> TASK INPUTS:
......
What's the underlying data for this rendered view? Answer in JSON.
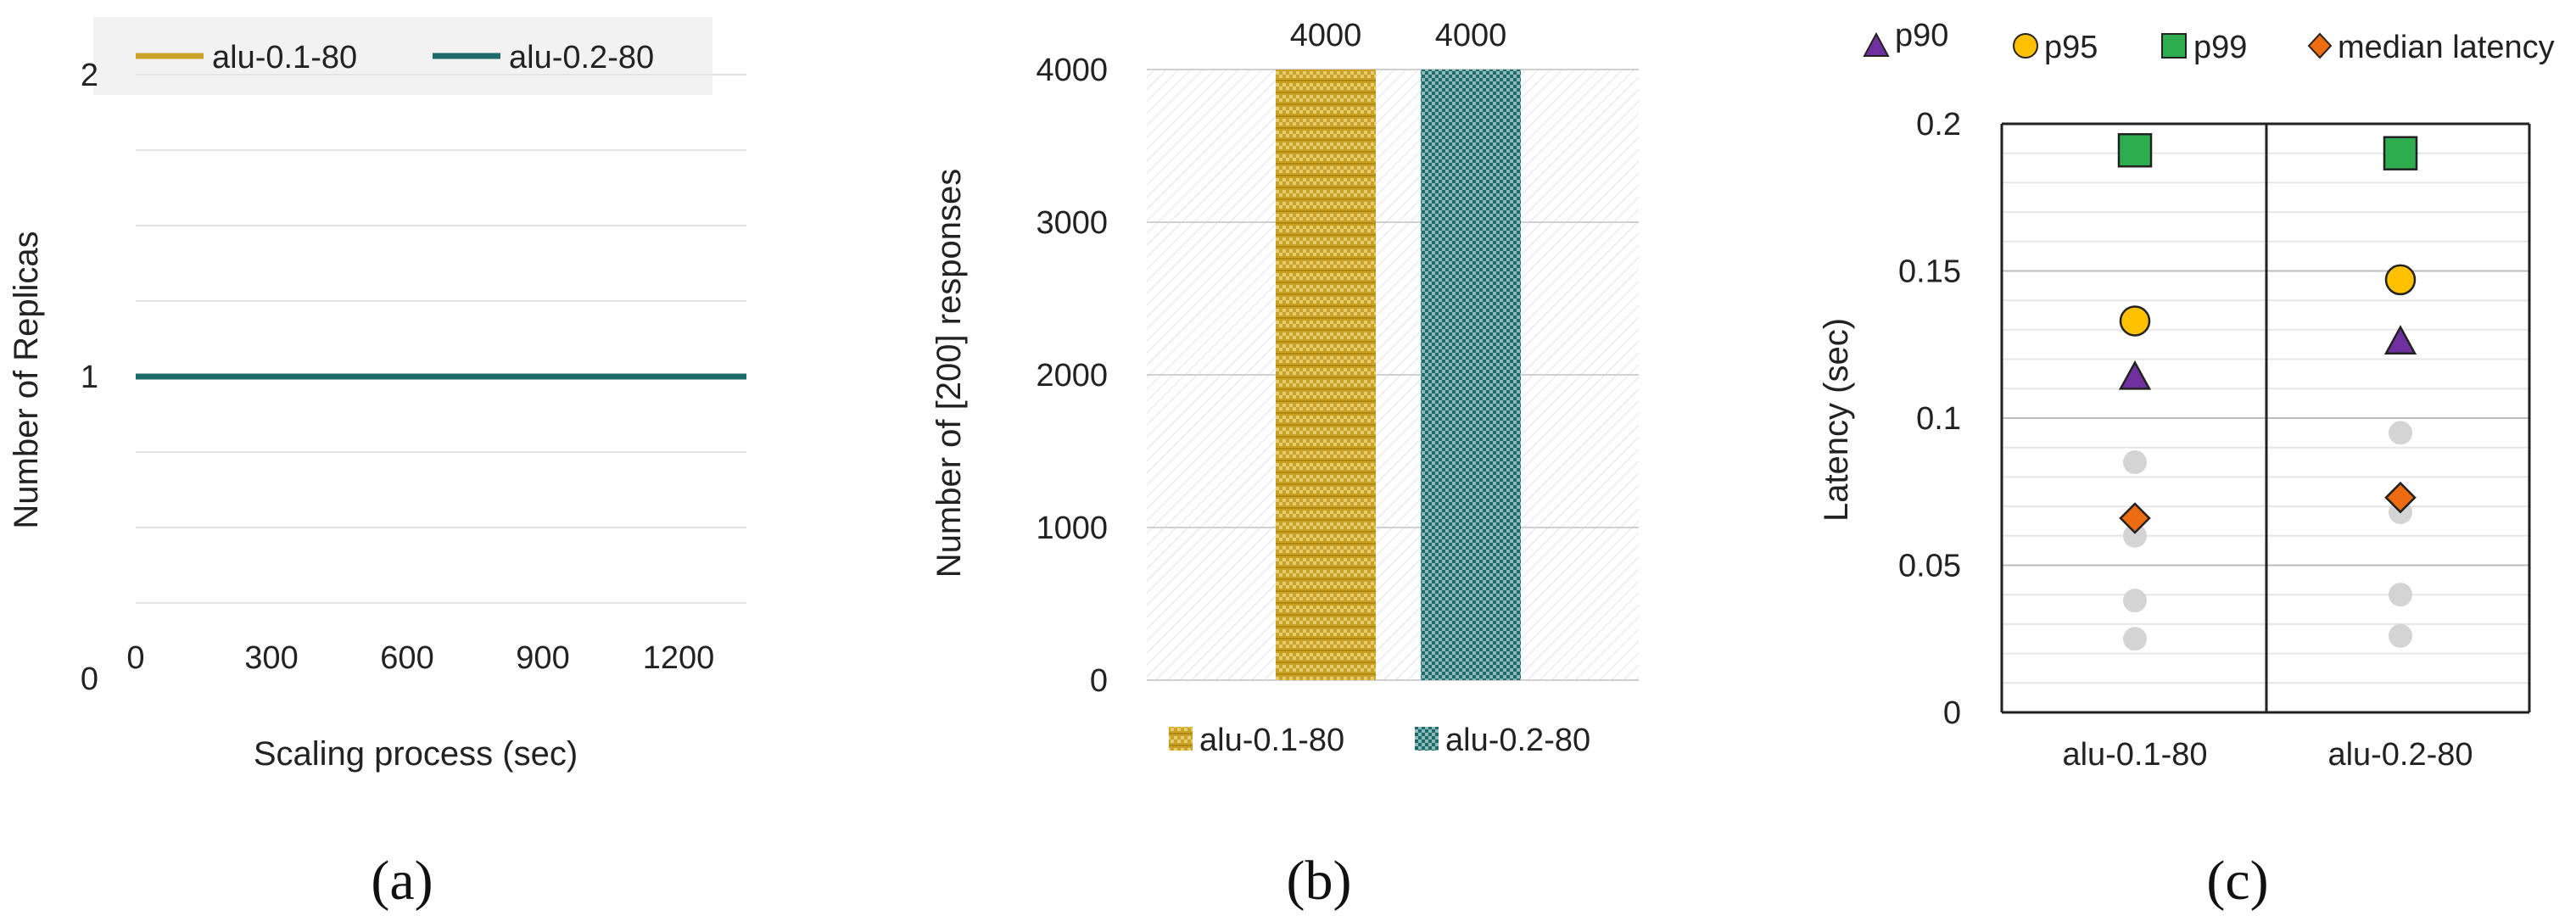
{
  "colors": {
    "alu01": "#C9A227",
    "alu02": "#1F6B6B",
    "p90": "#7030A0",
    "p95": "#FFC000",
    "p99": "#2EAD4F",
    "median": "#ED6C0F",
    "gray_points": "#D4D4D4"
  },
  "chart_data": [
    {
      "panel": "a",
      "type": "line",
      "xlabel": "Scaling process (sec)",
      "ylabel": "Number of Replicas",
      "xlim": [
        0,
        1350
      ],
      "ylim": [
        0,
        2
      ],
      "xticks": [
        "0",
        "300",
        "600",
        "900",
        "1200"
      ],
      "yticks": [
        "0",
        "1",
        "2"
      ],
      "legend_position": "top",
      "series": [
        {
          "name": "alu-0.1-80",
          "color": "#C9A227",
          "x": [
            0,
            1350
          ],
          "y": [
            1,
            1
          ]
        },
        {
          "name": "alu-0.2-80",
          "color": "#1F6B6B",
          "x": [
            0,
            1350
          ],
          "y": [
            1,
            1
          ]
        }
      ],
      "grid": true
    },
    {
      "panel": "b",
      "type": "bar",
      "ylabel": "Number of [200] responses",
      "ylim": [
        0,
        4000
      ],
      "yticks": [
        "0",
        "1000",
        "2000",
        "3000",
        "4000"
      ],
      "categories": [
        "alu-0.1-80",
        "alu-0.2-80"
      ],
      "values": [
        4000,
        4000
      ],
      "data_labels": [
        "4000",
        "4000"
      ],
      "legend_position": "bottom",
      "legend": [
        "alu-0.1-80",
        "alu-0.2-80"
      ],
      "grid": true
    },
    {
      "panel": "c",
      "type": "scatter",
      "ylabel": "Latency (sec)",
      "ylim": [
        0,
        0.2
      ],
      "yticks": [
        "0",
        "0.05",
        "0.1",
        "0.15",
        "0.2"
      ],
      "categories": [
        "alu-0.1-80",
        "alu-0.2-80"
      ],
      "legend_position": "top",
      "series": [
        {
          "name": "p90",
          "marker": "triangle",
          "values": [
            0.114,
            0.126
          ]
        },
        {
          "name": "p95",
          "marker": "circle",
          "values": [
            0.133,
            0.147
          ]
        },
        {
          "name": "p99",
          "marker": "square",
          "values": [
            0.191,
            0.19
          ]
        },
        {
          "name": "median latency",
          "marker": "diamond",
          "values": [
            0.066,
            0.073
          ]
        }
      ],
      "other_points": [
        {
          "category": "alu-0.1-80",
          "values": [
            0.085,
            0.06,
            0.038,
            0.025
          ]
        },
        {
          "category": "alu-0.2-80",
          "values": [
            0.095,
            0.068,
            0.04,
            0.026
          ]
        }
      ],
      "grid": true
    }
  ],
  "panel_labels": [
    "(a)",
    "(b)",
    "(c)"
  ]
}
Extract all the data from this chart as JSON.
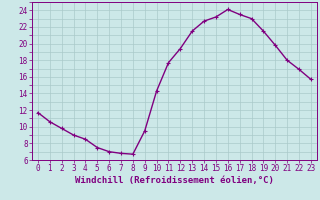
{
  "x": [
    0,
    1,
    2,
    3,
    4,
    5,
    6,
    7,
    8,
    9,
    10,
    11,
    12,
    13,
    14,
    15,
    16,
    17,
    18,
    19,
    20,
    21,
    22,
    23
  ],
  "y": [
    11.7,
    10.6,
    9.8,
    9.0,
    8.5,
    7.5,
    7.0,
    6.8,
    6.7,
    9.5,
    14.3,
    17.7,
    19.4,
    21.5,
    22.7,
    23.2,
    24.1,
    23.5,
    23.0,
    21.5,
    19.8,
    18.0,
    16.9,
    15.7
  ],
  "line_color": "#800080",
  "bg_color": "#cce8e8",
  "grid_color": "#aacaca",
  "xlabel": "Windchill (Refroidissement éolien,°C)",
  "xlabel_color": "#800080",
  "tick_color": "#800080",
  "ylim": [
    6,
    25
  ],
  "xlim": [
    -0.5,
    23.5
  ],
  "yticks": [
    6,
    8,
    10,
    12,
    14,
    16,
    18,
    20,
    22,
    24
  ],
  "xticks": [
    0,
    1,
    2,
    3,
    4,
    5,
    6,
    7,
    8,
    9,
    10,
    11,
    12,
    13,
    14,
    15,
    16,
    17,
    18,
    19,
    20,
    21,
    22,
    23
  ],
  "marker": "P",
  "linewidth": 1.0,
  "markersize": 2.5,
  "tick_fontsize": 5.5,
  "xlabel_fontsize": 6.5
}
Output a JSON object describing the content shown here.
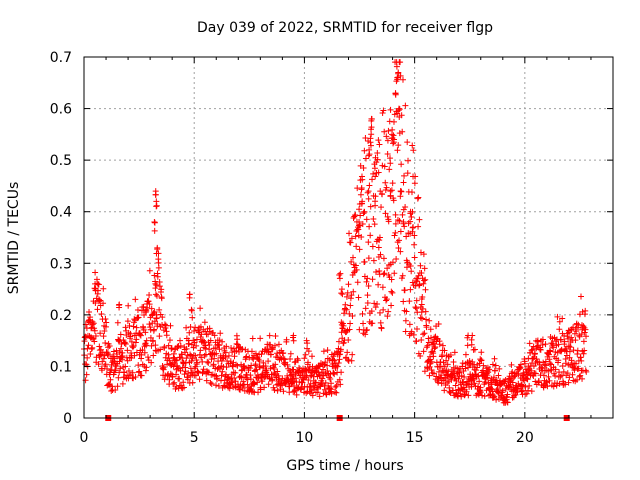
{
  "chart_data": {
    "type": "scatter",
    "title": "Day 039 of 2022, SRMTID for receiver flgp",
    "xlabel": "GPS time / hours",
    "ylabel": "SRMTID / TECUs",
    "xlim": [
      0,
      24
    ],
    "ylim": [
      0,
      0.7
    ],
    "grid": true,
    "x_ticks": [
      0,
      5,
      10,
      15,
      20
    ],
    "x_tick_labels": [
      "0",
      "5",
      "10",
      "15",
      "20"
    ],
    "y_ticks": [
      0,
      0.1,
      0.2,
      0.3,
      0.4,
      0.5,
      0.6,
      0.7
    ],
    "y_tick_labels": [
      "0",
      "0.1",
      "0.2",
      "0.3",
      "0.4",
      "0.5",
      "0.6",
      "0.7"
    ],
    "marker": "+",
    "color": "#ff0000",
    "baseline_markers_x": [
      1.1,
      11.6,
      21.9
    ],
    "profile": {
      "x": [
        0.0,
        0.3,
        0.6,
        0.9,
        1.2,
        1.6,
        2.0,
        2.5,
        3.0,
        3.3,
        3.6,
        4.0,
        4.5,
        5.0,
        5.5,
        6.0,
        6.5,
        7.0,
        7.5,
        8.0,
        8.5,
        9.0,
        9.5,
        10.0,
        10.5,
        11.0,
        11.5,
        12.0,
        12.5,
        13.0,
        13.5,
        14.0,
        14.3,
        14.6,
        15.0,
        15.3,
        15.7,
        16.0,
        16.5,
        17.0,
        17.5,
        18.0,
        18.5,
        19.0,
        19.5,
        20.0,
        20.5,
        21.0,
        21.5,
        22.0,
        22.5,
        22.8
      ],
      "y": [
        0.12,
        0.15,
        0.19,
        0.15,
        0.08,
        0.11,
        0.13,
        0.14,
        0.17,
        0.24,
        0.14,
        0.1,
        0.1,
        0.12,
        0.13,
        0.11,
        0.1,
        0.1,
        0.09,
        0.09,
        0.1,
        0.09,
        0.08,
        0.08,
        0.07,
        0.08,
        0.09,
        0.18,
        0.24,
        0.32,
        0.3,
        0.34,
        0.4,
        0.3,
        0.26,
        0.18,
        0.13,
        0.11,
        0.09,
        0.07,
        0.08,
        0.08,
        0.07,
        0.05,
        0.06,
        0.08,
        0.1,
        0.11,
        0.11,
        0.12,
        0.13,
        0.15
      ]
    },
    "spikes": [
      {
        "x": 0.5,
        "y": 0.26
      },
      {
        "x": 0.7,
        "y": 0.23
      },
      {
        "x": 1.6,
        "y": 0.22
      },
      {
        "x": 2.8,
        "y": 0.21
      },
      {
        "x": 3.25,
        "y": 0.44
      },
      {
        "x": 3.3,
        "y": 0.42
      },
      {
        "x": 3.2,
        "y": 0.38
      },
      {
        "x": 3.35,
        "y": 0.33
      },
      {
        "x": 3.25,
        "y": 0.26
      },
      {
        "x": 3.3,
        "y": 0.2
      },
      {
        "x": 4.8,
        "y": 0.24
      },
      {
        "x": 4.9,
        "y": 0.21
      },
      {
        "x": 9.5,
        "y": 0.16
      },
      {
        "x": 10.1,
        "y": 0.15
      },
      {
        "x": 11.6,
        "y": 0.28
      },
      {
        "x": 11.7,
        "y": 0.25
      },
      {
        "x": 12.5,
        "y": 0.38
      },
      {
        "x": 12.6,
        "y": 0.42
      },
      {
        "x": 12.7,
        "y": 0.4
      },
      {
        "x": 12.9,
        "y": 0.44
      },
      {
        "x": 12.95,
        "y": 0.52
      },
      {
        "x": 13.0,
        "y": 0.56
      },
      {
        "x": 13.05,
        "y": 0.58
      },
      {
        "x": 13.2,
        "y": 0.43
      },
      {
        "x": 13.4,
        "y": 0.35
      },
      {
        "x": 13.8,
        "y": 0.39
      },
      {
        "x": 13.9,
        "y": 0.44
      },
      {
        "x": 14.0,
        "y": 0.55
      },
      {
        "x": 14.05,
        "y": 0.54
      },
      {
        "x": 14.15,
        "y": 0.63
      },
      {
        "x": 14.2,
        "y": 0.66
      },
      {
        "x": 14.25,
        "y": 0.67
      },
      {
        "x": 14.3,
        "y": 0.6
      },
      {
        "x": 14.35,
        "y": 0.44
      },
      {
        "x": 14.5,
        "y": 0.38
      },
      {
        "x": 14.8,
        "y": 0.4
      },
      {
        "x": 14.9,
        "y": 0.37
      },
      {
        "x": 15.1,
        "y": 0.27
      },
      {
        "x": 15.3,
        "y": 0.22
      },
      {
        "x": 17.4,
        "y": 0.16
      },
      {
        "x": 17.6,
        "y": 0.16
      },
      {
        "x": 22.0,
        "y": 0.17
      },
      {
        "x": 22.6,
        "y": 0.18
      }
    ]
  }
}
......
> BRIEF:
Reproduce each line from the records that contains the word "Number".

> THE COMPLETED TASK:
      "ylabel": "Number of Replicas",
      "ylabel": "Number of [200] responses",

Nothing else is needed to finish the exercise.